**Task details**
Count how many lines of the data include "operations". The answer is that number and nothing else.

**Dataset entries**
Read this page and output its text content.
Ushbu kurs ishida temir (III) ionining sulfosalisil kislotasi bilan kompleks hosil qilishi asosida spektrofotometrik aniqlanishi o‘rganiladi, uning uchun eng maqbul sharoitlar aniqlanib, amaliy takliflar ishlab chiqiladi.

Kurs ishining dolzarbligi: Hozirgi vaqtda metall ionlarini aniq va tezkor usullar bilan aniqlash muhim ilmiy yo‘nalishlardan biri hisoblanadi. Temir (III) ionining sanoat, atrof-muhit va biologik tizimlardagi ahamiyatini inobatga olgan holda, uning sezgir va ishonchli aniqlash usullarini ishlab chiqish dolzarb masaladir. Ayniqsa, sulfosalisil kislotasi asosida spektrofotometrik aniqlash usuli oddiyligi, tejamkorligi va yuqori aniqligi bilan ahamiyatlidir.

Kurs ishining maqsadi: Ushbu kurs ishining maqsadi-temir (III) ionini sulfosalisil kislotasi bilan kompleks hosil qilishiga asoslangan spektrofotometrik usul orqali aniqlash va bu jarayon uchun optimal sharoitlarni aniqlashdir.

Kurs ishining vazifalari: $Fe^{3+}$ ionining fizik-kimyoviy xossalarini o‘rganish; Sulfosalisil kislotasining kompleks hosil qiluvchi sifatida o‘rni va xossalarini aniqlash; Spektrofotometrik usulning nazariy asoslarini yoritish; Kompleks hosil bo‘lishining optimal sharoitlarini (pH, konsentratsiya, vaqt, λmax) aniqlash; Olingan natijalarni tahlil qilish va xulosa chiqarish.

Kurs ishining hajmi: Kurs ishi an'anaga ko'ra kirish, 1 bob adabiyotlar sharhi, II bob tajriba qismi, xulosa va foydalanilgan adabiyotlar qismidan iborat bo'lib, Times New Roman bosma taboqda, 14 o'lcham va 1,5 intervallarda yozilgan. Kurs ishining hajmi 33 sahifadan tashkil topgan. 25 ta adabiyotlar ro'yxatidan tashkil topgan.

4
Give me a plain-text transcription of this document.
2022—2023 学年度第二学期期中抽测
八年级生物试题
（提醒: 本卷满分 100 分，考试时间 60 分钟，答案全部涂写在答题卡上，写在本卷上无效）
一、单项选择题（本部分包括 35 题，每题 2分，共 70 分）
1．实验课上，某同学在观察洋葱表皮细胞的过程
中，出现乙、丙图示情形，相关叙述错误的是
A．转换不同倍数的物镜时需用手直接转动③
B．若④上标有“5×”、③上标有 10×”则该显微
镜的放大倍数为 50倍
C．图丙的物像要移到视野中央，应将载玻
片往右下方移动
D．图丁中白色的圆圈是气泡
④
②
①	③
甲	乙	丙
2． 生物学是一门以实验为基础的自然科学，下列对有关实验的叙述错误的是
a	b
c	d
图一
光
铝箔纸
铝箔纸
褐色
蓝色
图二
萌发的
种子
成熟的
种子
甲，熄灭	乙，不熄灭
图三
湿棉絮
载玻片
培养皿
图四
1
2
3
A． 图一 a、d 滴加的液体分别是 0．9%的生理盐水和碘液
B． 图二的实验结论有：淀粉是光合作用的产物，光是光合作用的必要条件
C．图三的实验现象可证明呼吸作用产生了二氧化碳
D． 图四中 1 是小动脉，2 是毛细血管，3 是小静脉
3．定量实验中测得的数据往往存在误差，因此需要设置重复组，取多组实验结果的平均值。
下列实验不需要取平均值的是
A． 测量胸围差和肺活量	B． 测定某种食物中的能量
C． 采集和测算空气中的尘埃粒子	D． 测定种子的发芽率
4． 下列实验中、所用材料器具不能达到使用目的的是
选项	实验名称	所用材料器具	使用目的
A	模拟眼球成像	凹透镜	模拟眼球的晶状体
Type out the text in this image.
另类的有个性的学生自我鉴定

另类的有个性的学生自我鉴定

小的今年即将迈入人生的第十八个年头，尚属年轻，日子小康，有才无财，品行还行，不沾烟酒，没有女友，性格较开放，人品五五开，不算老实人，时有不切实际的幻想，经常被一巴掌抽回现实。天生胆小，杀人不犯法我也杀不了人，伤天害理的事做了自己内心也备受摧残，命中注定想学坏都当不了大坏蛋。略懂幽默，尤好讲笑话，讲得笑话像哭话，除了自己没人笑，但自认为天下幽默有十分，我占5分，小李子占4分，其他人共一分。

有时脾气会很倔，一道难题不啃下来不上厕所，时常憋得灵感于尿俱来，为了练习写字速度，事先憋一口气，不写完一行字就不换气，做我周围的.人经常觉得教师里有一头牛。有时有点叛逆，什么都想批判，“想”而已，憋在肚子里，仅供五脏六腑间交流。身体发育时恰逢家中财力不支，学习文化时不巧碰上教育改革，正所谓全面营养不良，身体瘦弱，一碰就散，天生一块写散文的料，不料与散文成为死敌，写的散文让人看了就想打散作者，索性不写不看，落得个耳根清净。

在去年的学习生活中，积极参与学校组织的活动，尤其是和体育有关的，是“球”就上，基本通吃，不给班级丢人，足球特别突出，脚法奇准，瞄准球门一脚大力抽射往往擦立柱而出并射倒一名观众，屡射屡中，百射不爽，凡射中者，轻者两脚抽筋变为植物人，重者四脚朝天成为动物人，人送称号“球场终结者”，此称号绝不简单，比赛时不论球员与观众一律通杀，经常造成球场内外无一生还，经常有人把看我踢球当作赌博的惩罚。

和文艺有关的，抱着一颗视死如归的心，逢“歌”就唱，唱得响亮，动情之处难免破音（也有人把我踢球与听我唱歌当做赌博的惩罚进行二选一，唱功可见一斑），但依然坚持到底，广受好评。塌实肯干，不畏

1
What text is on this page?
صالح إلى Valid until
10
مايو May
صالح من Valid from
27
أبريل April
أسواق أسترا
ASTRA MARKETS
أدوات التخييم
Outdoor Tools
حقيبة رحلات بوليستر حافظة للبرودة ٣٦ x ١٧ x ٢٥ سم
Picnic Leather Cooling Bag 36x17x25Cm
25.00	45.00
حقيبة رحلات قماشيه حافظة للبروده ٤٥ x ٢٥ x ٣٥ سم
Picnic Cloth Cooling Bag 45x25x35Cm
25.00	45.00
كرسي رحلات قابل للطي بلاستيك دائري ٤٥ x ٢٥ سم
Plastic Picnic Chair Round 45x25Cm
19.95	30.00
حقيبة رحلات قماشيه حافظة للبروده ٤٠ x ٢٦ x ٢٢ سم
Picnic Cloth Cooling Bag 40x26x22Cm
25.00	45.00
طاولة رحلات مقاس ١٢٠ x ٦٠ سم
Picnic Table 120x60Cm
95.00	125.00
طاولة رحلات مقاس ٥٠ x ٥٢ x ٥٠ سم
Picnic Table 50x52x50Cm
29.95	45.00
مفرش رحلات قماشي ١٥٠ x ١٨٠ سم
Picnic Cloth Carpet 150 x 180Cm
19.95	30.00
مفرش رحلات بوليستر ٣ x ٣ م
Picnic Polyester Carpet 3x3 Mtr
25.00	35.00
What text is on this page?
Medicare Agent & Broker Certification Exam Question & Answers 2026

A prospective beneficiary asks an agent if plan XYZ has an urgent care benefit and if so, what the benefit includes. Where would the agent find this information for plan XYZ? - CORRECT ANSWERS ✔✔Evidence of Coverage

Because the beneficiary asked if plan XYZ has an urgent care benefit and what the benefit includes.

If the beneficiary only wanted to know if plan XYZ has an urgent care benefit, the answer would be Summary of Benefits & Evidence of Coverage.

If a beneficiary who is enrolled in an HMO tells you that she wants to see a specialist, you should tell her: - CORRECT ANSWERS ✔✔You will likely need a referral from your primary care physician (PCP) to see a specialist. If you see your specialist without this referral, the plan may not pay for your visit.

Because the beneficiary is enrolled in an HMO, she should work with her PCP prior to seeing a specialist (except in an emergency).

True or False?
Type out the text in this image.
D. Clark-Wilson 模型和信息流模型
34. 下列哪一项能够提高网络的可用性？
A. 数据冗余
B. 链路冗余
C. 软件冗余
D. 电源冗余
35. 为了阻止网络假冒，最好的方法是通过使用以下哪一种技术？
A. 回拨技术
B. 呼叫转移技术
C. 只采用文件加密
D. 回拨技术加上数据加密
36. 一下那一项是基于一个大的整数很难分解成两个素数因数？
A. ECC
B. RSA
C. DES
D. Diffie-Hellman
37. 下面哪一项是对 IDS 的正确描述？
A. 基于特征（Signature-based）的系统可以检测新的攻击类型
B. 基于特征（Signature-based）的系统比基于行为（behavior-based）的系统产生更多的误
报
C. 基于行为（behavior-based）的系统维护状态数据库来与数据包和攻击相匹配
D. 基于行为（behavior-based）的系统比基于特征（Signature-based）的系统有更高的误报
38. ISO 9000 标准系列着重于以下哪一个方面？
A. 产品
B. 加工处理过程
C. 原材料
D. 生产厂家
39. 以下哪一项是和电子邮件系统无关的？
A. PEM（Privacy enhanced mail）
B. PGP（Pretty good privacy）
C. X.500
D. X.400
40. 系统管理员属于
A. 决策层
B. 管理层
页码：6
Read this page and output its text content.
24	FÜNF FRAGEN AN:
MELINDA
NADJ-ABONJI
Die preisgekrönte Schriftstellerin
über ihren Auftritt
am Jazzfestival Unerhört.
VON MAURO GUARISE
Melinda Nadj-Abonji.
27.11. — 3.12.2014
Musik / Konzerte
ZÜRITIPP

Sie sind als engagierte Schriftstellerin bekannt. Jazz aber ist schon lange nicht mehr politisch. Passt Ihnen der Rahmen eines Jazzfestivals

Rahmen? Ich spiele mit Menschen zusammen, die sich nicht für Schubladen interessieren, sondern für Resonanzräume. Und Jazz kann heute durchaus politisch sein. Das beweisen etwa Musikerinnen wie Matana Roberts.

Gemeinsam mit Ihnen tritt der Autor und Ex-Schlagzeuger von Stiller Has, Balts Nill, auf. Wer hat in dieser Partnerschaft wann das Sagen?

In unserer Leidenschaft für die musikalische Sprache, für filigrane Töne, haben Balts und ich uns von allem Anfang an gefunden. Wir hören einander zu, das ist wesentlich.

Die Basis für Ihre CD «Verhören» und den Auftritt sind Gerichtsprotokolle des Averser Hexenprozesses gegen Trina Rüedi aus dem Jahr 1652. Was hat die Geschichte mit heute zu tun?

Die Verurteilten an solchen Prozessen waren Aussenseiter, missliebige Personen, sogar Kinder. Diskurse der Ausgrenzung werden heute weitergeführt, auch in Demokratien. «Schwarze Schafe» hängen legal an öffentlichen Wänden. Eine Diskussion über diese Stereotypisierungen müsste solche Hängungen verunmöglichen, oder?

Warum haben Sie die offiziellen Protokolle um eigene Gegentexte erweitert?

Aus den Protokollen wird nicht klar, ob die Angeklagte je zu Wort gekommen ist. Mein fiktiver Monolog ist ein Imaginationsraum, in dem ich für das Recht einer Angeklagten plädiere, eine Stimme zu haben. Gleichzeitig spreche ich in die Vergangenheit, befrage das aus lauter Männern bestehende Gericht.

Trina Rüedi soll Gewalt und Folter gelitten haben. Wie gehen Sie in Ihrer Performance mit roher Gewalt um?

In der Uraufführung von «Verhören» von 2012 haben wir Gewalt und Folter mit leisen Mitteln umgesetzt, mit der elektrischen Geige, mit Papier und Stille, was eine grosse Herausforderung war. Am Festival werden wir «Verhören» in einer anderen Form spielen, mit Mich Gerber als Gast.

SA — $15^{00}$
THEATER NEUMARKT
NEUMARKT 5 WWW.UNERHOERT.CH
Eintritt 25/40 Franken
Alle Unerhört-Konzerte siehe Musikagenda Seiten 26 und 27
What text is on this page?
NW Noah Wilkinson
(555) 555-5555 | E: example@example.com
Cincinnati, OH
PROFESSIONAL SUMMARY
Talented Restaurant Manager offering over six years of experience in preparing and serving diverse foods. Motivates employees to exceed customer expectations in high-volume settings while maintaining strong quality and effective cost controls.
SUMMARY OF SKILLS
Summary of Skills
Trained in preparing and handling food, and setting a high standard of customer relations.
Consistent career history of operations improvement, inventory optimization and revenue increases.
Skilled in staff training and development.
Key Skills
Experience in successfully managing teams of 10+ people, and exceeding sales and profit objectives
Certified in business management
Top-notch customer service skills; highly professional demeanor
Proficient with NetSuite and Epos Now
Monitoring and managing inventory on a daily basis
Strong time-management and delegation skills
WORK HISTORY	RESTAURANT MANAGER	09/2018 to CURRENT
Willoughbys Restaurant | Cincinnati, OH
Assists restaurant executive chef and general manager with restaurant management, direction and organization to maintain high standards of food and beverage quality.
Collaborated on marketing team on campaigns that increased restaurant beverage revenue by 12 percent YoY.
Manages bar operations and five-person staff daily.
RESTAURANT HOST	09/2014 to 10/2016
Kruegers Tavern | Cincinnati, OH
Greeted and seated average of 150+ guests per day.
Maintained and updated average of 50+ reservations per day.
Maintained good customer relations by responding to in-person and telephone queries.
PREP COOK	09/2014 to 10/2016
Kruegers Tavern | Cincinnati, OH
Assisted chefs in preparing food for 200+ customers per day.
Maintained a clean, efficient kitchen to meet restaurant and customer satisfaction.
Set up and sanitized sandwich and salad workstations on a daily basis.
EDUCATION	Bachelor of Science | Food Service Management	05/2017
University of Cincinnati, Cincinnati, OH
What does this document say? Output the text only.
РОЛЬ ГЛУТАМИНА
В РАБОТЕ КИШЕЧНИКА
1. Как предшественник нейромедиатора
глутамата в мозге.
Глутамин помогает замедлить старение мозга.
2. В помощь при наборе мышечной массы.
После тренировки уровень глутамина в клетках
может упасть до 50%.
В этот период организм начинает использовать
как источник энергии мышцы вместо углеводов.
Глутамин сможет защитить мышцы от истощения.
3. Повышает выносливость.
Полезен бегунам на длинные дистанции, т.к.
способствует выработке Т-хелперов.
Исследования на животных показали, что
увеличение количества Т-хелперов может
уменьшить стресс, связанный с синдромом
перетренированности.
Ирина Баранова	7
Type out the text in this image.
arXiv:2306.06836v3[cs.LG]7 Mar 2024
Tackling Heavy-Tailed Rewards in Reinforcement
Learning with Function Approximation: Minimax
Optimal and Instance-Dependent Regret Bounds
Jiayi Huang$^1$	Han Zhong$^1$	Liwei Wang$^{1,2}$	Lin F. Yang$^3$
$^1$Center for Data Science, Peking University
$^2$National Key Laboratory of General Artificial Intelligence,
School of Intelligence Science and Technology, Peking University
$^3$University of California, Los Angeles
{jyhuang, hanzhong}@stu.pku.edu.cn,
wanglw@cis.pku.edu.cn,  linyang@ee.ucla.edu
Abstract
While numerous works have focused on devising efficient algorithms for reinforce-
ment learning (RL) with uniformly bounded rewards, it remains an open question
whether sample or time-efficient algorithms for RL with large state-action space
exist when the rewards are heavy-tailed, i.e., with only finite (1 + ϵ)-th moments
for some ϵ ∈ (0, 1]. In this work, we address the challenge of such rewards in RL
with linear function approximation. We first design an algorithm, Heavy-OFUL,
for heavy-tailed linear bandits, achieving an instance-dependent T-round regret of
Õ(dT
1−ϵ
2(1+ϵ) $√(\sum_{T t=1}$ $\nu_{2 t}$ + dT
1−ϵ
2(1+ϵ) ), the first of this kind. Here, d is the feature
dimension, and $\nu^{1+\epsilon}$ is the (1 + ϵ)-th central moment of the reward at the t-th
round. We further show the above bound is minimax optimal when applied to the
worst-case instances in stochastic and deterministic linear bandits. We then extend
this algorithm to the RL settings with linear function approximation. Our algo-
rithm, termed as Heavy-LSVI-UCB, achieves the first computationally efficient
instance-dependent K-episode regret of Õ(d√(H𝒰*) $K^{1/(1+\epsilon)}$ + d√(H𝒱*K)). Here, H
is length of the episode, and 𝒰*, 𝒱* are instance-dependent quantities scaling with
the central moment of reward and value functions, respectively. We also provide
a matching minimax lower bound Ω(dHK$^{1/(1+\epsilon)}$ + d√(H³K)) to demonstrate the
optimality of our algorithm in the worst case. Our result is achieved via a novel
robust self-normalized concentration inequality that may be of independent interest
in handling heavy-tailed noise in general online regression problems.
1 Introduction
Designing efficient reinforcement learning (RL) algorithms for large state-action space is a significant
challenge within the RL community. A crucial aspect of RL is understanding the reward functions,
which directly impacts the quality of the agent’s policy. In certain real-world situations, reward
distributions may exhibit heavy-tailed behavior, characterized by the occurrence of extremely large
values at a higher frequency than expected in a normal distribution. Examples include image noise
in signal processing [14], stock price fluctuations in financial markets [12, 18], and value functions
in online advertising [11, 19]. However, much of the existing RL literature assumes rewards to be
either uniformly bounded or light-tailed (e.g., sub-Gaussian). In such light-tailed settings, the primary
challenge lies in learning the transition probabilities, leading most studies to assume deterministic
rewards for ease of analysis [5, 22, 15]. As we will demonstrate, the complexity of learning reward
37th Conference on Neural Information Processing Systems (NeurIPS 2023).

**The result**
2